◆ **YOUR TASK**: Transcribe the records exactly. Pictures do not belong in the transcription.

---------- DATASET EXTRACT

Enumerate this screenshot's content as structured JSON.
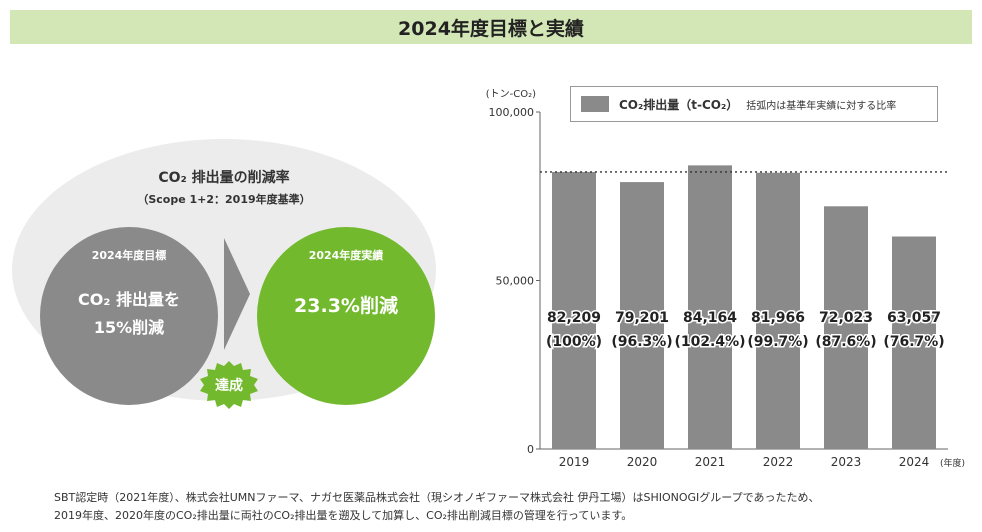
{
  "header": {
    "title": "2024年度目標と実績"
  },
  "summary": {
    "title": "CO₂ 排出量の削減率",
    "subtitle": "（Scope 1+2：2019年度基準）",
    "target": {
      "label": "2024年度目標",
      "line1": "CO₂ 排出量を",
      "line2": "15%削減"
    },
    "result": {
      "label": "2024年度実績",
      "value": "23.3%削減"
    },
    "badge": "達成"
  },
  "legend": {
    "series_label": "CO₂排出量（t-CO₂）",
    "note": "括弧内は基準年実績に対する比率"
  },
  "chart_data": {
    "type": "bar",
    "categories": [
      "2019",
      "2020",
      "2021",
      "2022",
      "2023",
      "2024"
    ],
    "values": [
      82209,
      79201,
      84164,
      81966,
      72023,
      63057
    ],
    "value_labels": [
      "82,209",
      "79,201",
      "84,164",
      "81,966",
      "72,023",
      "63,057"
    ],
    "ratio_labels": [
      "(100%)",
      "(96.3%)",
      "(102.4%)",
      "(99.7%)",
      "(87.6%)",
      "(76.7%)"
    ],
    "ylabel": "(トン-CO₂)",
    "x_unit": "(年度)",
    "ylim": [
      0,
      100000
    ],
    "yticks": [
      0,
      50000,
      100000
    ],
    "ytick_labels": [
      "0",
      "50,000",
      "100,000"
    ],
    "reference_line": 82209,
    "bar_color": "#8a8a8a"
  },
  "footnote": {
    "line1": "SBT認定時（2021年度）、株式会社UMNファーマ、ナガセ医薬品株式会社（現シオノギファーマ株式会社 伊丹工場）はSHIONOGIグループであったため、",
    "line2": "2019年度、2020年度のCO₂排出量に両社のCO₂排出量を遡及して加算し、CO₂排出削減目標の管理を行っています。"
  },
  "colors": {
    "title_bg": "#d3e7b6",
    "green": "#72b92d",
    "gray": "#8a8a8a",
    "ellipse": "#ececec"
  }
}
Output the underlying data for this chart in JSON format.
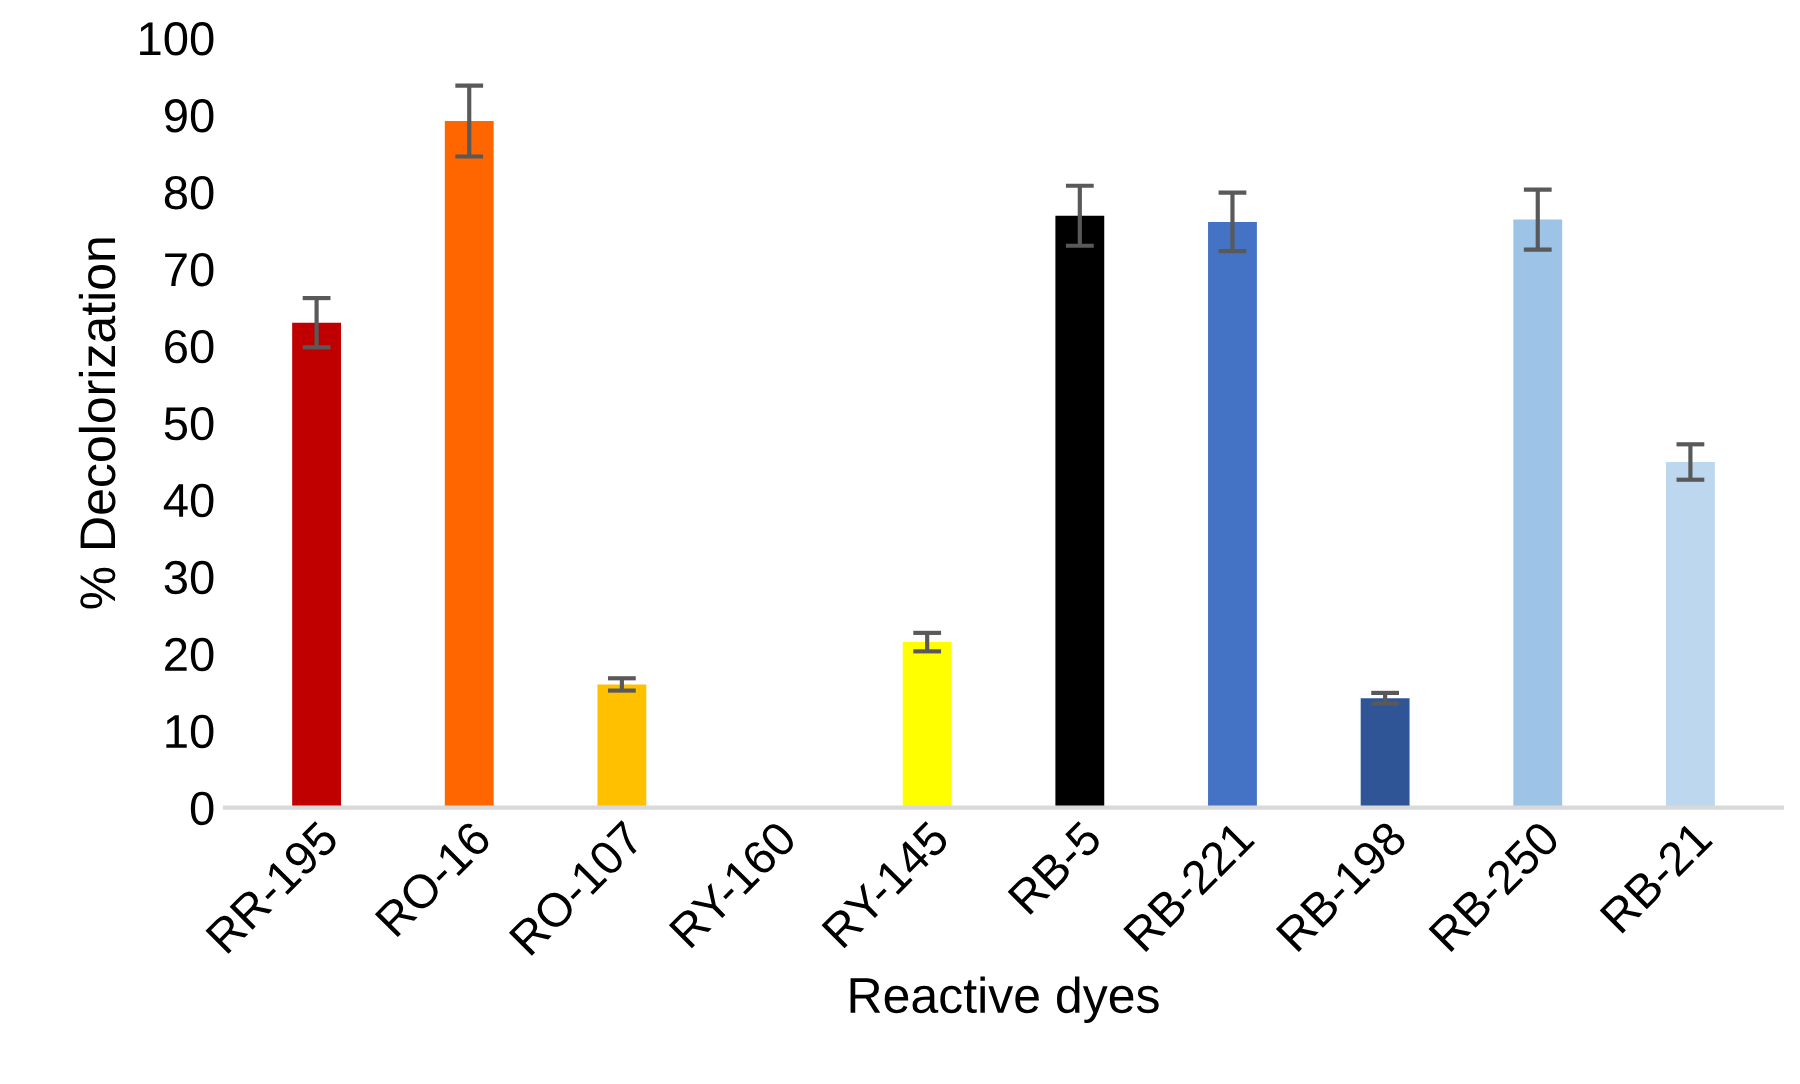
{
  "chart_data": {
    "type": "bar",
    "xlabel": "Reactive dyes",
    "ylabel": "% Decolorization",
    "categories": [
      "RR-195",
      "RO-16",
      "RO-107",
      "RY-160",
      "RY-145",
      "RB-5",
      "RB-221",
      "RB-198",
      "RB-250",
      "RB-21"
    ],
    "values": [
      63.0,
      89.2,
      16.0,
      0,
      21.5,
      76.9,
      76.1,
      14.2,
      76.4,
      44.9
    ],
    "errors": [
      3.2,
      4.6,
      0.8,
      null,
      1.2,
      3.9,
      3.8,
      0.7,
      3.9,
      2.3
    ],
    "colors": [
      "#c00000",
      "#ff6600",
      "#ffc000",
      "#ffd966",
      "#ffff00",
      "#000000",
      "#4472c4",
      "#2f5597",
      "#9dc3e6",
      "#bdd7ee"
    ],
    "ylim": [
      0,
      100
    ],
    "yticks": [
      0,
      10,
      20,
      30,
      40,
      50,
      60,
      70,
      80,
      90,
      100
    ],
    "grid": false
  }
}
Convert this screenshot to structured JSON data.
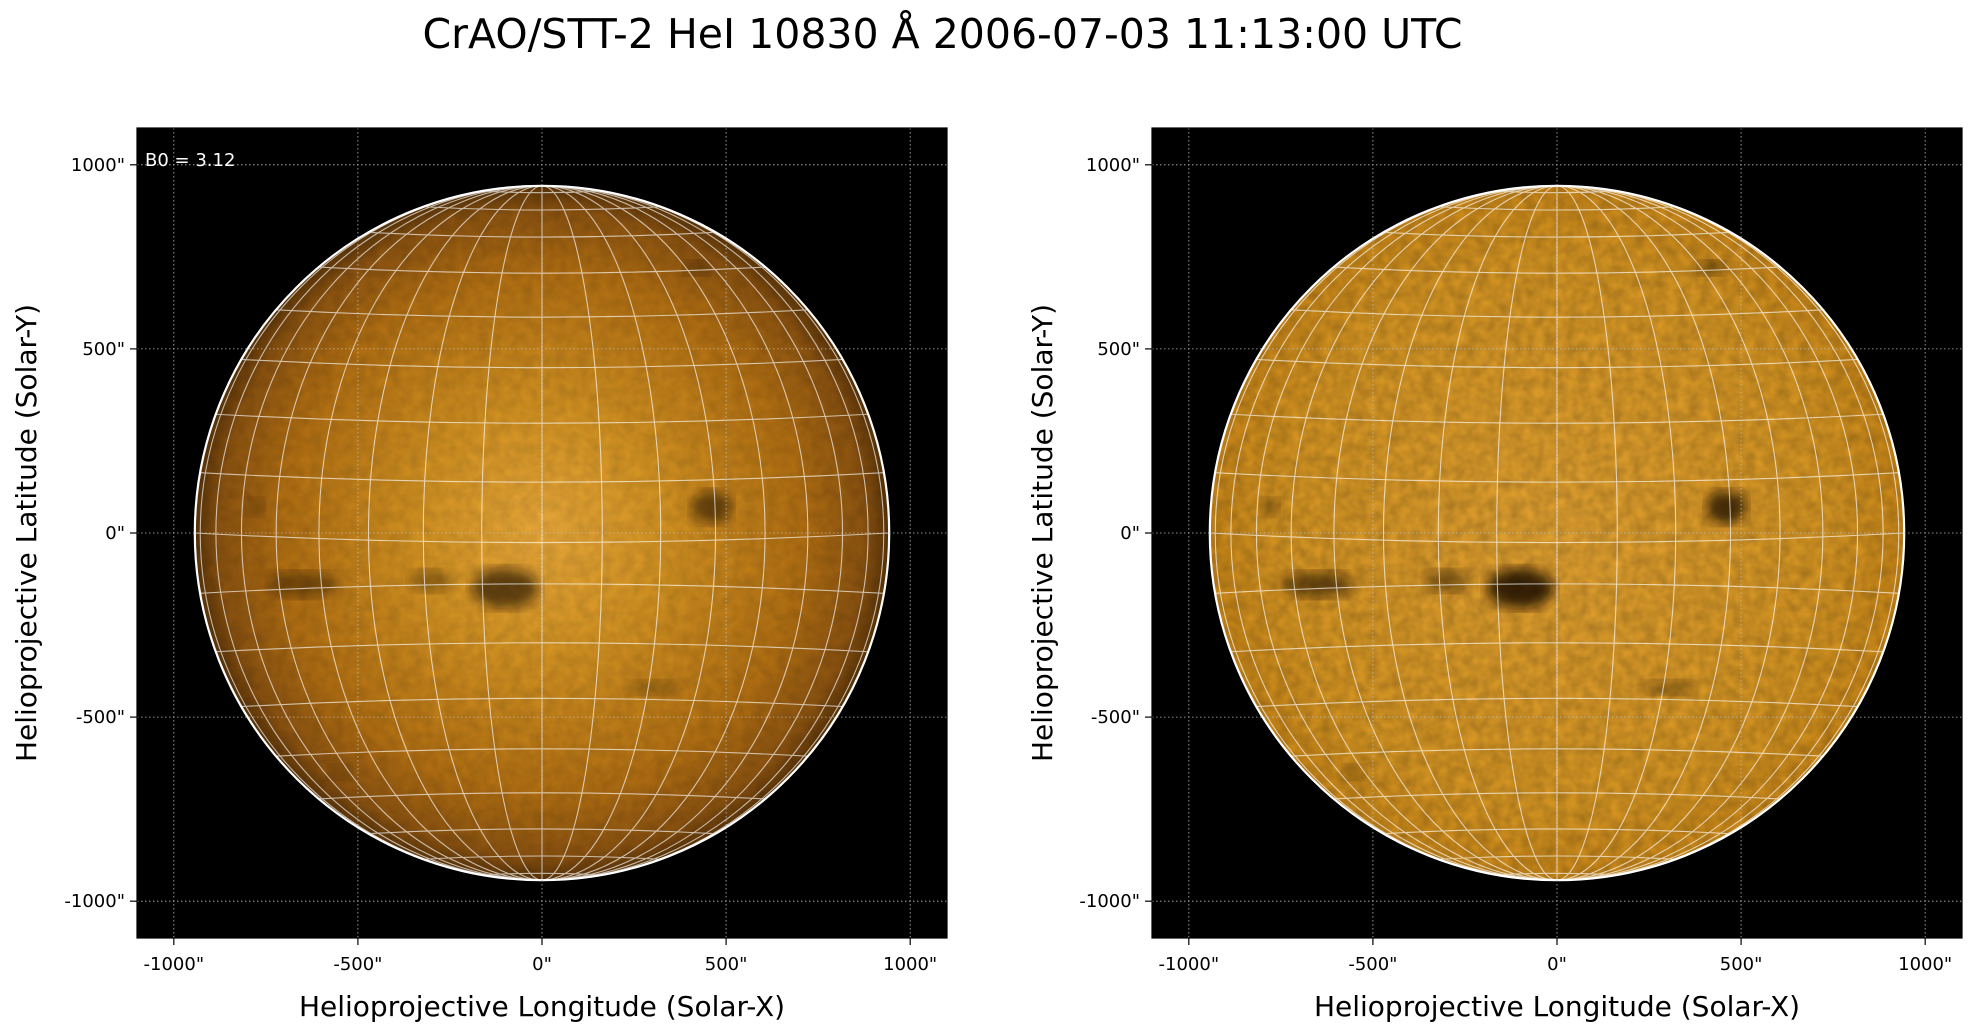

--------------------

◆ **RESULT**:
Enumerate this screenshot's content as structured JSON.
{
  "header": {
    "title": "2024年度目標と実績"
  },
  "summary": {
    "title": "CO₂ 排出量の削減率",
    "subtitle": "（Scope 1+2：2019年度基準）",
    "target": {
      "label": "2024年度目標",
      "line1": "CO₂ 排出量を",
      "line2": "15%削減"
    },
    "result": {
      "label": "2024年度実績",
      "value": "23.3%削減"
    },
    "badge": "達成"
  },
  "legend": {
    "series_label": "CO₂排出量（t-CO₂）",
    "note": "括弧内は基準年実績に対する比率"
  },
  "chart_data": {
    "type": "bar",
    "categories": [
      "2019",
      "2020",
      "2021",
      "2022",
      "2023",
      "2024"
    ],
    "values": [
      82209,
      79201,
      84164,
      81966,
      72023,
      63057
    ],
    "value_labels": [
      "82,209",
      "79,201",
      "84,164",
      "81,966",
      "72,023",
      "63,057"
    ],
    "ratio_labels": [
      "(100%)",
      "(96.3%)",
      "(102.4%)",
      "(99.7%)",
      "(87.6%)",
      "(76.7%)"
    ],
    "ylabel": "(トン-CO₂)",
    "x_unit": "(年度)",
    "ylim": [
      0,
      100000
    ],
    "yticks": [
      0,
      50000,
      100000
    ],
    "ytick_labels": [
      "0",
      "50,000",
      "100,000"
    ],
    "reference_line": 82209,
    "bar_color": "#8a8a8a"
  },
  "footnote": {
    "line1": "SBT認定時（2021年度）、株式会社UMNファーマ、ナガセ医薬品株式会社（現シオノギファーマ株式会社 伊丹工場）はSHIONOGIグループであったため、",
    "line2": "2019年度、2020年度のCO₂排出量に両社のCO₂排出量を遡及して加算し、CO₂排出削減目標の管理を行っています。"
  },
  "colors": {
    "title_bg": "#d3e7b6",
    "green": "#72b92d",
    "gray": "#8a8a8a",
    "ellipse": "#ececec"
  }
}
Output the underlying data for this chart in JSON format.
{
  "chart_data": {
    "type": "bar",
    "xlabel": "Reactive dyes",
    "ylabel": "% Decolorization",
    "categories": [
      "RR-195",
      "RO-16",
      "RO-107",
      "RY-160",
      "RY-145",
      "RB-5",
      "RB-221",
      "RB-198",
      "RB-250",
      "RB-21"
    ],
    "values": [
      63.0,
      89.2,
      16.0,
      0,
      21.5,
      76.9,
      76.1,
      14.2,
      76.4,
      44.9
    ],
    "errors": [
      3.2,
      4.6,
      0.8,
      null,
      1.2,
      3.9,
      3.8,
      0.7,
      3.9,
      2.3
    ],
    "colors": [
      "#c00000",
      "#ff6600",
      "#ffc000",
      "#ffd966",
      "#ffff00",
      "#000000",
      "#4472c4",
      "#2f5597",
      "#9dc3e6",
      "#bdd7ee"
    ],
    "ylim": [
      0,
      100
    ],
    "yticks": [
      0,
      10,
      20,
      30,
      40,
      50,
      60,
      70,
      80,
      90,
      100
    ],
    "grid": false
  }
}
Convert this screenshot to structured JSON data.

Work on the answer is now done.